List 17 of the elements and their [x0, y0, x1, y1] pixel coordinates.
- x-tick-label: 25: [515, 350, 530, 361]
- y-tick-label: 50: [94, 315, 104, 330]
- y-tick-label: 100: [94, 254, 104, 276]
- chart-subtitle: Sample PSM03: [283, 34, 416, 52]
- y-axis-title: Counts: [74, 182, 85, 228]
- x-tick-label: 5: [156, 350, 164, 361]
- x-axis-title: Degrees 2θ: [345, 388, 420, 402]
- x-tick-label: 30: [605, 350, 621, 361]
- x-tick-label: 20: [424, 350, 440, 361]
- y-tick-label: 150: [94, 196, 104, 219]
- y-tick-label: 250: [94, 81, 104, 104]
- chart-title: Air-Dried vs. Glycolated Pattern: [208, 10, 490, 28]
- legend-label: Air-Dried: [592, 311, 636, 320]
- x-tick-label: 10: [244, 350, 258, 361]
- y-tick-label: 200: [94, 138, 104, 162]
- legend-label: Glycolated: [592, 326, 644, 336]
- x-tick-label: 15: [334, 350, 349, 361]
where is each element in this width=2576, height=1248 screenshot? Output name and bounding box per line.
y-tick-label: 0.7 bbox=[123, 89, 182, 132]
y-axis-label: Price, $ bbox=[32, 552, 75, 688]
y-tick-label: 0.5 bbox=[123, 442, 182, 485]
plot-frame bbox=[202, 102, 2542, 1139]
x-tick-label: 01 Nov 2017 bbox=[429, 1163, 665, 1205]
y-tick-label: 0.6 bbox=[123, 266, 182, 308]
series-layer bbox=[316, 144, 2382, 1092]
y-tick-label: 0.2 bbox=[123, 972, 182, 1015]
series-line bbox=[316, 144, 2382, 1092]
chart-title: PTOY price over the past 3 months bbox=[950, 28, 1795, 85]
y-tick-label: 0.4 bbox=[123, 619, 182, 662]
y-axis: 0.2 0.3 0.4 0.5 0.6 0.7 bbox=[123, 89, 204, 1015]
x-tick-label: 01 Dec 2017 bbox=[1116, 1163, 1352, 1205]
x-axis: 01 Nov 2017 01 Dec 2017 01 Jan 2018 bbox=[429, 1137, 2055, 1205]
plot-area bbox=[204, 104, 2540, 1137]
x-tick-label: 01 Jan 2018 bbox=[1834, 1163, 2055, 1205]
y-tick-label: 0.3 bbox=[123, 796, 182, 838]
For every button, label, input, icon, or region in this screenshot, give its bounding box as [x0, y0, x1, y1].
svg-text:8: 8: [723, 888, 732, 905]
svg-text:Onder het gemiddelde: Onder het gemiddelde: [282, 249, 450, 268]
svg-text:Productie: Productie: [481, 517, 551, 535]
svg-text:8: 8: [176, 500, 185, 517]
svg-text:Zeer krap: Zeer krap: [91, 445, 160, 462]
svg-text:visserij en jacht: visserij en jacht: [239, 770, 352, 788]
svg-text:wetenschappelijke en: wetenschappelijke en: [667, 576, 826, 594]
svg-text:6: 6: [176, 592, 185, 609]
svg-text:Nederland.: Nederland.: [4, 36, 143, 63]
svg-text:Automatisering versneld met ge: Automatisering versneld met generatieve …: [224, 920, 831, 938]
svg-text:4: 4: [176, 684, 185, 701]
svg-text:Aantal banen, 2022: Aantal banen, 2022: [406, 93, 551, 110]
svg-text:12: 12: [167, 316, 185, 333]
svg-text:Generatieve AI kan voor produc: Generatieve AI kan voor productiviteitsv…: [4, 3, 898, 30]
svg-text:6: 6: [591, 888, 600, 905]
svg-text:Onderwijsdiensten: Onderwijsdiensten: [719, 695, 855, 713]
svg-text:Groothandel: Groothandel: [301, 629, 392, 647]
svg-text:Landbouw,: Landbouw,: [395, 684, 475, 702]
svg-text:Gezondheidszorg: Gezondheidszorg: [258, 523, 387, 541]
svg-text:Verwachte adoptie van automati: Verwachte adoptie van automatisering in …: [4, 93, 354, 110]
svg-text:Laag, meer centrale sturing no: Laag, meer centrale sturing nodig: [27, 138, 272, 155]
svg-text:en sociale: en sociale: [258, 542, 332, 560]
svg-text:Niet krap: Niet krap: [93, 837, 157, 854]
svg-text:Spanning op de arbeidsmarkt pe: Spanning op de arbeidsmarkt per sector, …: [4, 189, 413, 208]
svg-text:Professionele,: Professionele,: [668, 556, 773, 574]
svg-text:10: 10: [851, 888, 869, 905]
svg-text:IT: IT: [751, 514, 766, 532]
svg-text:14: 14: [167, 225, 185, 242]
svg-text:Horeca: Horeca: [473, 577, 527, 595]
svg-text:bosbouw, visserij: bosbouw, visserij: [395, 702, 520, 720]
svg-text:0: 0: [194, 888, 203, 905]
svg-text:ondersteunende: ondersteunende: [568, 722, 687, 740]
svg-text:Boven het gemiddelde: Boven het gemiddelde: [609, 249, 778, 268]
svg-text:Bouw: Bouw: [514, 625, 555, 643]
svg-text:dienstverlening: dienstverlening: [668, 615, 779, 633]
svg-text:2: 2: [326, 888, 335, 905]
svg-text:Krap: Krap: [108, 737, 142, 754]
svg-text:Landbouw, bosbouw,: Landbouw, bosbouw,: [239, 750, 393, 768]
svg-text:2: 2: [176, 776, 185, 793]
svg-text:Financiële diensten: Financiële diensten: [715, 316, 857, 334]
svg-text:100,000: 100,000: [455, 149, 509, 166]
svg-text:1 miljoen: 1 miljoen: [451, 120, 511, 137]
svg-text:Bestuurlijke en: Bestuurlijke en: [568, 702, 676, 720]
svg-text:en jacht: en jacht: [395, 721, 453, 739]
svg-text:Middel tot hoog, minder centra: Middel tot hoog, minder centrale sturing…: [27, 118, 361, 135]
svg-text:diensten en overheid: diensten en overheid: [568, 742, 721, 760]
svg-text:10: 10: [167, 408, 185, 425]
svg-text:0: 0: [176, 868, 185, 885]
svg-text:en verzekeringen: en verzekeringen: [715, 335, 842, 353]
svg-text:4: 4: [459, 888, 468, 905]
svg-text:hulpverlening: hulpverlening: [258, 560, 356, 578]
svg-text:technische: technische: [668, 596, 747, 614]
______________________________
Swap every "y-tick-label" in the records above for "y-axis-tick", and leave everything else unchanged.

List 17 of the elements and their [x0, y0, x1, y1] pixel coordinates.
- x-tick-label: 25: [515, 350, 530, 361]
- y-axis-tick: 50: [94, 315, 104, 330]
- y-axis-tick: 100: [94, 254, 104, 276]
- chart-subtitle: Sample PSM03: [283, 34, 416, 52]
- y-axis-title: Counts: [74, 182, 85, 228]
- x-tick-label: 5: [156, 350, 164, 361]
- x-axis-title: Degrees 2θ: [345, 388, 420, 402]
- x-tick-label: 30: [605, 350, 621, 361]
- x-tick-label: 20: [424, 350, 440, 361]
- y-axis-tick: 150: [94, 196, 104, 219]
- y-axis-tick: 250: [94, 81, 104, 104]
- chart-title: Air-Dried vs. Glycolated Pattern: [208, 10, 490, 28]
- legend-label: Air-Dried: [592, 311, 636, 320]
- x-tick-label: 10: [244, 350, 258, 361]
- y-axis-tick: 200: [94, 138, 104, 162]
- legend-label: Glycolated: [592, 326, 644, 336]
- x-tick-label: 15: [334, 350, 349, 361]
where is each element in this width=2576, height=1248 screenshot? Output name and bounding box per line.
y-axis-tick: 0.7 bbox=[123, 89, 182, 132]
y-axis-label: Price, $ bbox=[32, 552, 75, 688]
y-axis-tick: 0.5 bbox=[123, 442, 182, 485]
plot-frame bbox=[202, 102, 2542, 1139]
x-tick-label: 01 Nov 2017 bbox=[429, 1163, 665, 1205]
y-axis-tick: 0.6 bbox=[123, 266, 182, 308]
series-layer bbox=[316, 144, 2382, 1092]
y-axis-tick: 0.2 bbox=[123, 972, 182, 1015]
series-line bbox=[316, 144, 2382, 1092]
chart-title: PTOY price over the past 3 months bbox=[950, 28, 1795, 85]
y-axis-tick: 0.4 bbox=[123, 619, 182, 662]
y-axis: 0.2 0.3 0.4 0.5 0.6 0.7 bbox=[123, 89, 204, 1015]
x-tick-label: 01 Dec 2017 bbox=[1116, 1163, 1352, 1205]
x-axis: 01 Nov 2017 01 Dec 2017 01 Jan 2018 bbox=[429, 1137, 2055, 1205]
plot-area bbox=[204, 104, 2540, 1137]
x-tick-label: 01 Jan 2018 bbox=[1834, 1163, 2055, 1205]
y-axis-tick: 0.3 bbox=[123, 796, 182, 838]
For every button, label, input, icon, or region in this screenshot, give its bounding box as [x0, y0, x1, y1].
svg-text:8: 8: [723, 888, 732, 905]
svg-text:Onder het gemiddelde: Onder het gemiddelde: [282, 249, 450, 268]
svg-text:Productie: Productie: [481, 517, 551, 535]
svg-text:8: 8: [176, 500, 185, 517]
svg-text:Zeer krap: Zeer krap: [91, 445, 160, 462]
svg-text:visserij en jacht: visserij en jacht: [239, 770, 352, 788]
svg-text:wetenschappelijke en: wetenschappelijke en: [667, 576, 826, 594]
svg-text:6: 6: [176, 592, 185, 609]
svg-text:Nederland.: Nederland.: [4, 36, 143, 63]
svg-text:Automatisering versneld met ge: Automatisering versneld met generatieve …: [224, 920, 831, 938]
svg-text:4: 4: [176, 684, 185, 701]
svg-text:Aantal banen, 2022: Aantal banen, 2022: [406, 93, 551, 110]
svg-text:12: 12: [167, 316, 185, 333]
svg-text:Generatieve AI kan voor produc: Generatieve AI kan voor productiviteitsv…: [4, 3, 898, 30]
svg-text:6: 6: [591, 888, 600, 905]
svg-text:Onderwijsdiensten: Onderwijsdiensten: [719, 695, 855, 713]
svg-text:Groothandel: Groothandel: [301, 629, 392, 647]
svg-text:Landbouw,: Landbouw,: [395, 684, 475, 702]
svg-text:Gezondheidszorg: Gezondheidszorg: [258, 523, 387, 541]
svg-text:Verwachte adoptie van automati: Verwachte adoptie van automatisering in …: [4, 93, 354, 110]
svg-text:Laag, meer centrale sturing no: Laag, meer centrale sturing nodig: [27, 138, 272, 155]
svg-text:en sociale: en sociale: [258, 542, 332, 560]
svg-text:Niet krap: Niet krap: [93, 837, 157, 854]
svg-text:Spanning op de arbeidsmarkt pe: Spanning op de arbeidsmarkt per sector, …: [4, 189, 413, 208]
svg-text:Professionele,: Professionele,: [668, 556, 773, 574]
svg-text:10: 10: [851, 888, 869, 905]
svg-text:IT: IT: [751, 514, 766, 532]
svg-text:14: 14: [167, 225, 185, 242]
svg-text:Horeca: Horeca: [473, 577, 527, 595]
svg-text:bosbouw, visserij: bosbouw, visserij: [395, 702, 520, 720]
svg-text:0: 0: [194, 888, 203, 905]
svg-text:ondersteunende: ondersteunende: [568, 722, 687, 740]
svg-text:Boven het gemiddelde: Boven het gemiddelde: [609, 249, 778, 268]
svg-text:Bouw: Bouw: [514, 625, 555, 643]
svg-text:dienstverlening: dienstverlening: [668, 615, 779, 633]
svg-text:2: 2: [326, 888, 335, 905]
svg-text:Krap: Krap: [108, 737, 142, 754]
svg-text:Landbouw, bosbouw,: Landbouw, bosbouw,: [239, 750, 393, 768]
svg-text:2: 2: [176, 776, 185, 793]
svg-text:Financiële diensten: Financiële diensten: [715, 316, 857, 334]
svg-text:100,000: 100,000: [455, 149, 509, 166]
svg-text:1 miljoen: 1 miljoen: [451, 120, 511, 137]
svg-text:Bestuurlijke en: Bestuurlijke en: [568, 702, 676, 720]
svg-text:en jacht: en jacht: [395, 721, 453, 739]
svg-text:Middel tot hoog, minder centra: Middel tot hoog, minder centrale sturing…: [27, 118, 361, 135]
svg-text:diensten en overheid: diensten en overheid: [568, 742, 721, 760]
svg-text:10: 10: [167, 408, 185, 425]
svg-text:0: 0: [176, 868, 185, 885]
svg-text:en verzekeringen: en verzekeringen: [715, 335, 842, 353]
svg-text:4: 4: [459, 888, 468, 905]
svg-text:hulpverlening: hulpverlening: [258, 560, 356, 578]
svg-text:technische: technische: [668, 596, 747, 614]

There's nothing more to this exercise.